***** Records for processing *****

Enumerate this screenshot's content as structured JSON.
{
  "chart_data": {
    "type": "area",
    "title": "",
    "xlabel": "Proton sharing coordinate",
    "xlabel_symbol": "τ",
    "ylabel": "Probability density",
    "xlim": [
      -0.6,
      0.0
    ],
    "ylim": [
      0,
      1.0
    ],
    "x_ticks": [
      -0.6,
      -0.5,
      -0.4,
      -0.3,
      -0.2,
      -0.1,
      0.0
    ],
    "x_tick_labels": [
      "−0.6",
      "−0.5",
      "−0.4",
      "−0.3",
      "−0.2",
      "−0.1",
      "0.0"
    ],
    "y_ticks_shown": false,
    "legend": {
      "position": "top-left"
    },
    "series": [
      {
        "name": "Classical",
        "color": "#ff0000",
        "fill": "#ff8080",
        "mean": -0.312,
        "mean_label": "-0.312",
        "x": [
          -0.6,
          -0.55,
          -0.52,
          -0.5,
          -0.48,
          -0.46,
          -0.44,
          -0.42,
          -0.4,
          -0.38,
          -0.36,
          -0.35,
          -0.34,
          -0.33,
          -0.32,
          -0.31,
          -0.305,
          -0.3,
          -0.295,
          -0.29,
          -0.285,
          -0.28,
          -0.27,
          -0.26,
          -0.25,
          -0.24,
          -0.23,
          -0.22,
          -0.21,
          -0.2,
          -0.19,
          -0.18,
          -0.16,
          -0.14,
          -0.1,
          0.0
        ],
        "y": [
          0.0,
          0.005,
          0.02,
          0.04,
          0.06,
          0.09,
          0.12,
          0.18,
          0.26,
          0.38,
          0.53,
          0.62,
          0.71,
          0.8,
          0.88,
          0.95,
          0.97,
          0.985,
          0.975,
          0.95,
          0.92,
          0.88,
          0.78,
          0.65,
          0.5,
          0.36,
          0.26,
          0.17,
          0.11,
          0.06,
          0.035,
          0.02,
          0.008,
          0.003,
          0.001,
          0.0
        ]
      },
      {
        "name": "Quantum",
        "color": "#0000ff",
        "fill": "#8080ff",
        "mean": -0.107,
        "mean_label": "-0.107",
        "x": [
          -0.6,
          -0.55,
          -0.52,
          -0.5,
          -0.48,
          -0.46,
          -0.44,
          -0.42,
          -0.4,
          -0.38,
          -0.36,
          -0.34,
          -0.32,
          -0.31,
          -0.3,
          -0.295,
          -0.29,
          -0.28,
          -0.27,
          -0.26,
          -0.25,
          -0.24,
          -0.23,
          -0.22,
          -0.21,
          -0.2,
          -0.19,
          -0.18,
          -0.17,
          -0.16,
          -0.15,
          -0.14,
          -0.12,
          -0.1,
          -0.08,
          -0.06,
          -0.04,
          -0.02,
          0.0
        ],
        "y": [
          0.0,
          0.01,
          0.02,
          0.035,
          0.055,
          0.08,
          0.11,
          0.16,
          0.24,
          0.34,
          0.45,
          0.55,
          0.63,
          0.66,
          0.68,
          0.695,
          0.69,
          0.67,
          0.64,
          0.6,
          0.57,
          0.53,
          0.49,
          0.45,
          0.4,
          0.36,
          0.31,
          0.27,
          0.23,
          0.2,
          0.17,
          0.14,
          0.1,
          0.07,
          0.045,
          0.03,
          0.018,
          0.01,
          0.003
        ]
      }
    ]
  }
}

*****

**Short problem**
Reproduce the listing in full. Keep it exactly as written.

**Answer**
Enumerate this screenshot's content as structured JSON.
{
  "chart_data": {
    "type": "area",
    "title": "",
    "xlabel": "Proton sharing coordinate",
    "xlabel_symbol": "τ",
    "ylabel": "Probability density",
    "xlim": [
      -0.6,
      0.0
    ],
    "ylim": [
      0,
      1.0
    ],
    "x_ticks": [
      -0.6,
      -0.5,
      -0.4,
      -0.3,
      -0.2,
      -0.1,
      0.0
    ],
    "x_tick_labels": [
      "−0.6",
      "−0.5",
      "−0.4",
      "−0.3",
      "−0.2",
      "−0.1",
      "0.0"
    ],
    "y_ticks_shown": false,
    "legend": {
      "position": "top-left"
    },
    "series": [
      {
        "name": "Classical",
        "color": "#ff0000",
        "fill": "#ff8080",
        "mean": -0.312,
        "mean_label": "-0.312",
        "x": [
          -0.6,
          -0.55,
          -0.52,
          -0.5,
          -0.48,
          -0.46,
          -0.44,
          -0.42,
          -0.4,
          -0.38,
          -0.36,
          -0.35,
          -0.34,
          -0.33,
          -0.32,
          -0.31,
          -0.305,
          -0.3,
          -0.295,
          -0.29,
          -0.285,
          -0.28,
          -0.27,
          -0.26,
          -0.25,
          -0.24,
          -0.23,
          -0.22,
          -0.21,
          -0.2,
          -0.19,
          -0.18,
          -0.16,
          -0.14,
          -0.1,
          0.0
        ],
        "y": [
          0.0,
          0.005,
          0.02,
          0.04,
          0.06,
          0.09,
          0.12,
          0.18,
          0.26,
          0.38,
          0.53,
          0.62,
          0.71,
          0.8,
          0.88,
          0.95,
          0.97,
          0.985,
          0.975,
          0.95,
          0.92,
          0.88,
          0.78,
          0.65,
          0.5,
          0.36,
          0.26,
          0.17,
          0.11,
          0.06,
          0.035,
          0.02,
          0.008,
          0.003,
          0.001,
          0.0
        ]
      },
      {
        "name": "Quantum",
        "color": "#0000ff",
        "fill": "#8080ff",
        "mean": -0.107,
        "mean_label": "-0.107",
        "x": [
          -0.6,
          -0.55,
          -0.52,
          -0.5,
          -0.48,
          -0.46,
          -0.44,
          -0.42,
          -0.4,
          -0.38,
          -0.36,
          -0.34,
          -0.32,
          -0.31,
          -0.3,
          -0.295,
          -0.29,
          -0.28,
          -0.27,
          -0.26,
          -0.25,
          -0.24,
          -0.23,
          -0.22,
          -0.21,
          -0.2,
          -0.19,
          -0.18,
          -0.17,
          -0.16,
          -0.15,
          -0.14,
          -0.12,
          -0.1,
          -0.08,
          -0.06,
          -0.04,
          -0.02,
          0.0
        ],
        "y": [
          0.0,
          0.01,
          0.02,
          0.035,
          0.055,
          0.08,
          0.11,
          0.16,
          0.24,
          0.34,
          0.45,
          0.55,
          0.63,
          0.66,
          0.68,
          0.695,
          0.69,
          0.67,
          0.64,
          0.6,
          0.57,
          0.53,
          0.49,
          0.45,
          0.4,
          0.36,
          0.31,
          0.27,
          0.23,
          0.2,
          0.17,
          0.14,
          0.1,
          0.07,
          0.045,
          0.03,
          0.018,
          0.01,
          0.003
        ]
      }
    ]
  }
}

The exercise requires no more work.